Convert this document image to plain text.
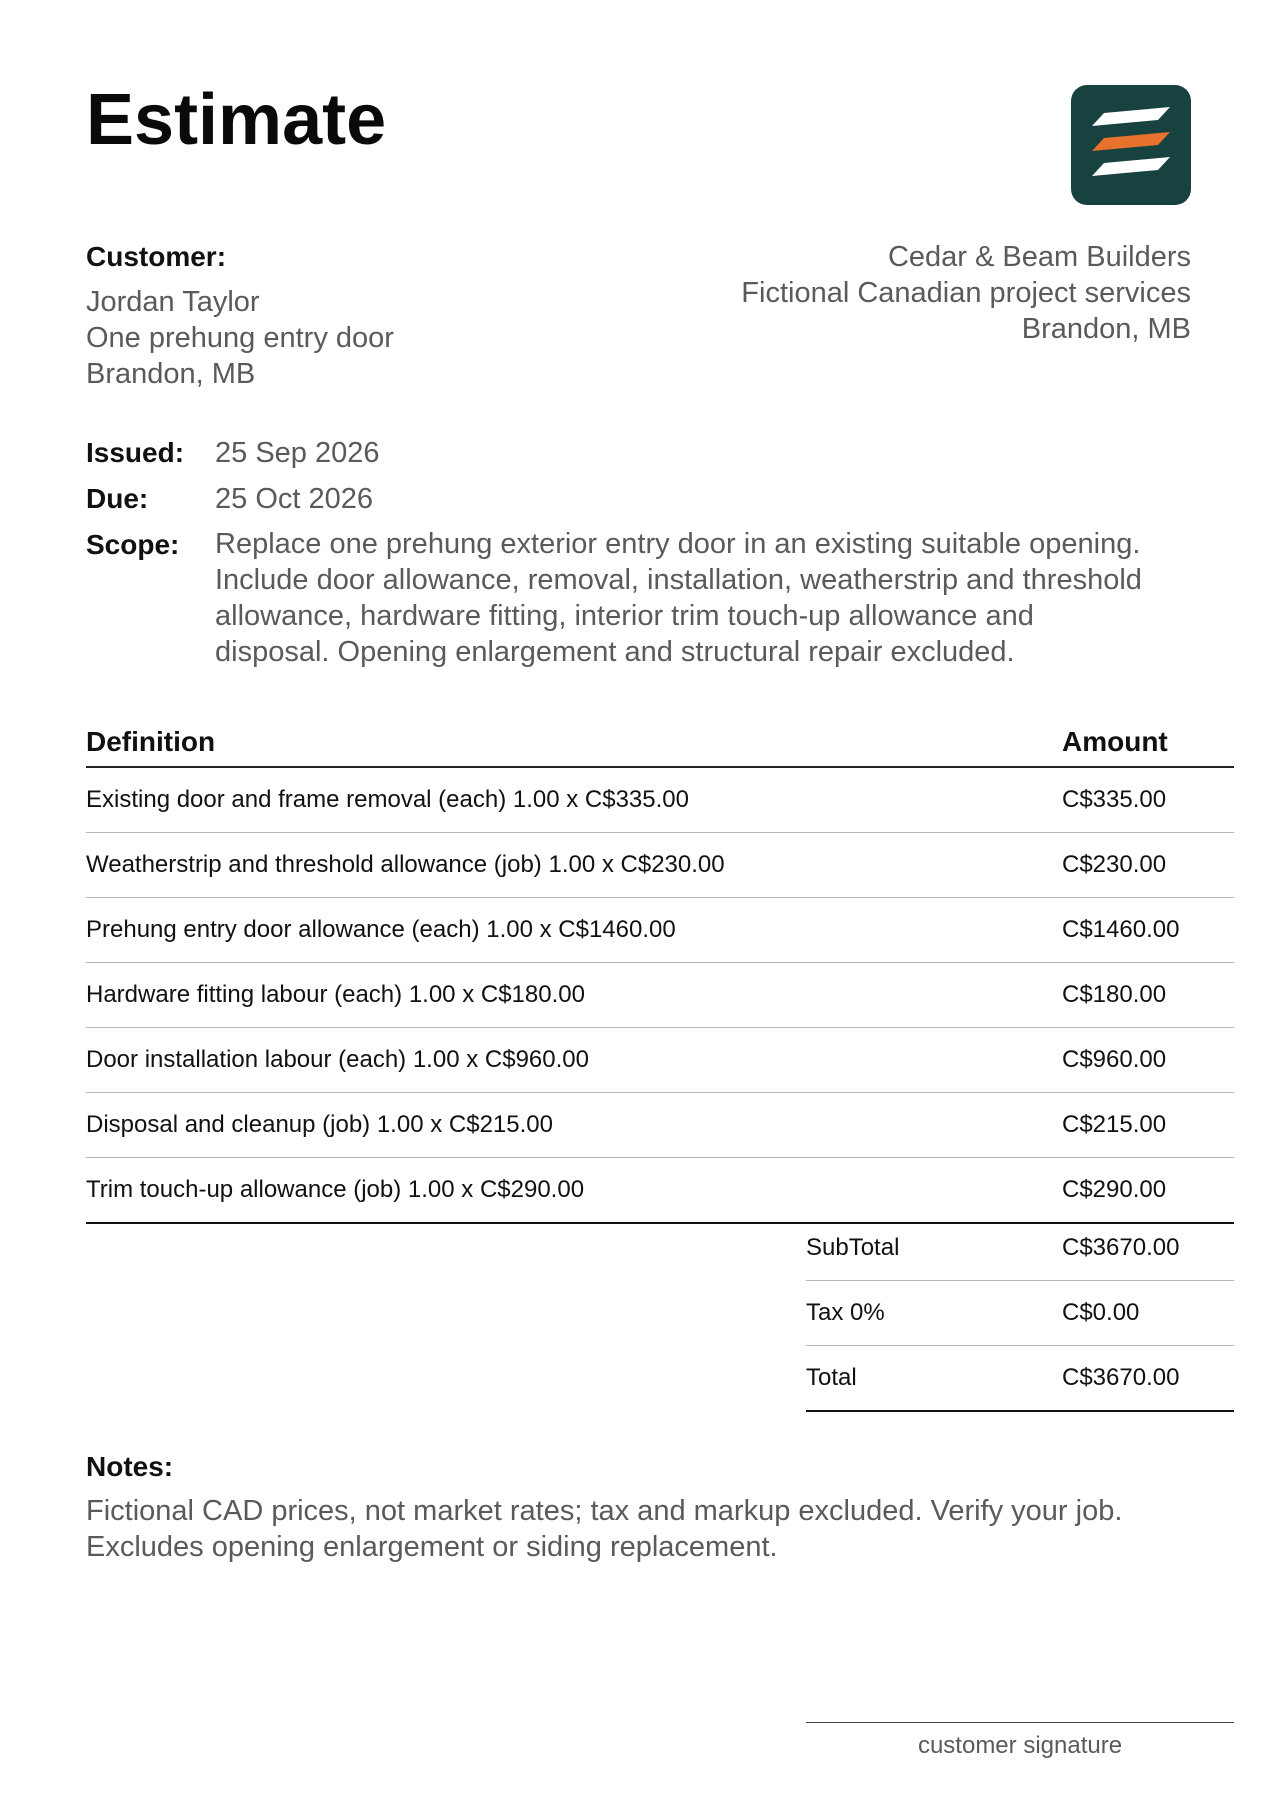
Estimate
Customer:
Jordan Taylor
One prehung entry door
Brandon, MB
Cedar & Beam Builders
Fictional Canadian project services
Brandon, MB
Issued:	25 Sep 2026
Due:	25 Oct 2026
Scope:	Replace one prehung exterior entry door in an existing suitable opening.
Include door allowance, removal, installation, weatherstrip and threshold
allowance, hardware fitting, interior trim touch-up allowance and
disposal. Opening enlargement and structural repair excluded.
Definition	Amount
Existing door and frame removal (each) 1.00 x C$335.00	C$335.00
Weatherstrip and threshold allowance (job) 1.00 x C$230.00	C$230.00
Prehung entry door allowance (each) 1.00 x C$1460.00	C$1460.00
Hardware fitting labour (each) 1.00 x C$180.00	C$180.00
Door installation labour (each) 1.00 x C$960.00	C$960.00
Disposal and cleanup (job) 1.00 x C$215.00	C$215.00
Trim touch-up allowance (job) 1.00 x C$290.00	C$290.00
SubTotal	C$3670.00
Tax 0%	C$0.00
Total	C$3670.00
Notes:
Fictional CAD prices, not market rates; tax and markup excluded. Verify your job.
Excludes opening enlargement or siding replacement.
customer signature
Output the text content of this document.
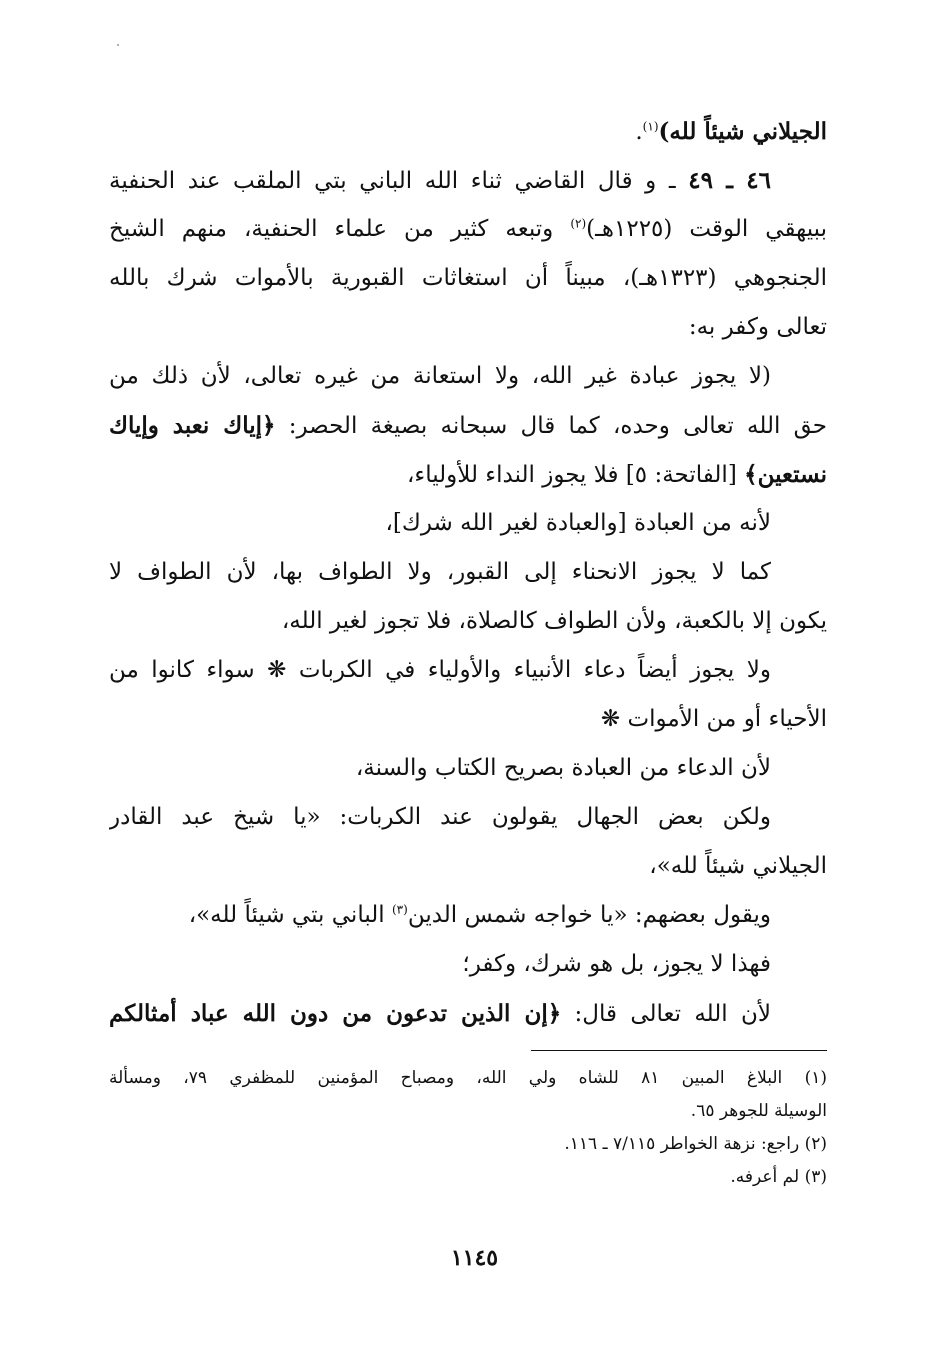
الجيلاني شيئاً لله)$^{(١)}$.
٤٦ ـ ٤٩ ـ و قال القاضي ثناء الله الباني بتي الملقب عند الحنفية
ببيهقي الوقت (١٢٢٥هـ)$^{(٢)}$ وتبعه كثير من علماء الحنفية، منهم الشيخ
الجنجوهي (١٣٢٣هـ)، مبيناً أن استغاثات القبورية بالأموات شرك بالله
تعالى وكفر به:
(لا يجوز عبادة غير الله، ولا استعانة من غيره تعالى، لأن ذلك من
حق الله تعالى وحده، كما قال سبحانه بصيغة الحصر: ﴿إياك نعبد وإياك
نستعين﴾ [الفاتحة: ٥] فلا يجوز النداء للأولياء،
لأنه من العبادة [والعبادة لغير الله شرك]،
كما لا يجوز الانحناء إلى القبور، ولا الطواف بها، لأن الطواف لا
يكون إلا بالكعبة، ولأن الطواف كالصلاة، فلا تجوز لغير الله،
ولا يجوز أيضاً دعاء الأنبياء والأولياء في الكربات ❋ سواء كانوا من
الأحياء أو من الأموات ❋
لأن الدعاء من العبادة بصريح الكتاب والسنة،
ولكن بعض الجهال يقولون عند الكربات: «يا شيخ عبد القادر
الجيلاني شيئاً لله»،
ويقول بعضهم: «يا خواجه شمس الدين$^{(٣)}$ الباني بتي شيئاً لله»،
فهذا لا يجوز، بل هو شرك، وكفر؛
لأن الله تعالى قال: ﴿إن الذين تدعون من دون الله عباد أمثالكم
(١) البلاغ المبين ٨١ للشاه ولي الله، ومصباح المؤمنين للمظفري ٧٩، ومسألة
الوسيلة للجوهر ٦٥.
(٢) راجع: نزهة الخواطر ٧/١١٥ ـ ١١٦.
(٣) لم أعرفه.
١١٤٥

**WHAT IS BEING ASKED:** Return each line of the data, keeping its wording exact and omitting pictures.

**TASK RESULT:**
Convert this document image to plain text.
Estimate
Customer:
Jordan Taylor
One prehung entry door
Brandon, MB
Cedar & Beam Builders
Fictional Canadian project services
Brandon, MB
Issued:	25 Sep 2026
Due:	25 Oct 2026
Scope:	Replace one prehung exterior entry door in an existing suitable opening.
Include door allowance, removal, installation, weatherstrip and threshold
allowance, hardware fitting, interior trim touch-up allowance and
disposal. Opening enlargement and structural repair excluded.
Definition	Amount
Existing door and frame removal (each) 1.00 x C$335.00	C$335.00
Weatherstrip and threshold allowance (job) 1.00 x C$230.00	C$230.00
Prehung entry door allowance (each) 1.00 x C$1460.00	C$1460.00
Hardware fitting labour (each) 1.00 x C$180.00	C$180.00
Door installation labour (each) 1.00 x C$960.00	C$960.00
Disposal and cleanup (job) 1.00 x C$215.00	C$215.00
Trim touch-up allowance (job) 1.00 x C$290.00	C$290.00
SubTotal	C$3670.00
Tax 0%	C$0.00
Total	C$3670.00
Notes:
Fictional CAD prices, not market rates; tax and markup excluded. Verify your job.
Excludes opening enlargement or siding replacement.
customer signature
Output the text content of this document.
الجيلاني شيئاً لله)$^{(١)}$.
٤٦ ـ ٤٩ ـ و قال القاضي ثناء الله الباني بتي الملقب عند الحنفية
ببيهقي الوقت (١٢٢٥هـ)$^{(٢)}$ وتبعه كثير من علماء الحنفية، منهم الشيخ
الجنجوهي (١٣٢٣هـ)، مبيناً أن استغاثات القبورية بالأموات شرك بالله
تعالى وكفر به:
(لا يجوز عبادة غير الله، ولا استعانة من غيره تعالى، لأن ذلك من
حق الله تعالى وحده، كما قال سبحانه بصيغة الحصر: ﴿إياك نعبد وإياك
نستعين﴾ [الفاتحة: ٥] فلا يجوز النداء للأولياء،
لأنه من العبادة [والعبادة لغير الله شرك]،
كما لا يجوز الانحناء إلى القبور، ولا الطواف بها، لأن الطواف لا
يكون إلا بالكعبة، ولأن الطواف كالصلاة، فلا تجوز لغير الله،
ولا يجوز أيضاً دعاء الأنبياء والأولياء في الكربات ❋ سواء كانوا من
الأحياء أو من الأموات ❋
لأن الدعاء من العبادة بصريح الكتاب والسنة،
ولكن بعض الجهال يقولون عند الكربات: «يا شيخ عبد القادر
الجيلاني شيئاً لله»،
ويقول بعضهم: «يا خواجه شمس الدين$^{(٣)}$ الباني بتي شيئاً لله»،
فهذا لا يجوز، بل هو شرك، وكفر؛
لأن الله تعالى قال: ﴿إن الذين تدعون من دون الله عباد أمثالكم
(١) البلاغ المبين ٨١ للشاه ولي الله، ومصباح المؤمنين للمظفري ٧٩، ومسألة
الوسيلة للجوهر ٦٥.
(٢) راجع: نزهة الخواطر ٧/١١٥ ـ ١١٦.
(٣) لم أعرفه.
١١٤٥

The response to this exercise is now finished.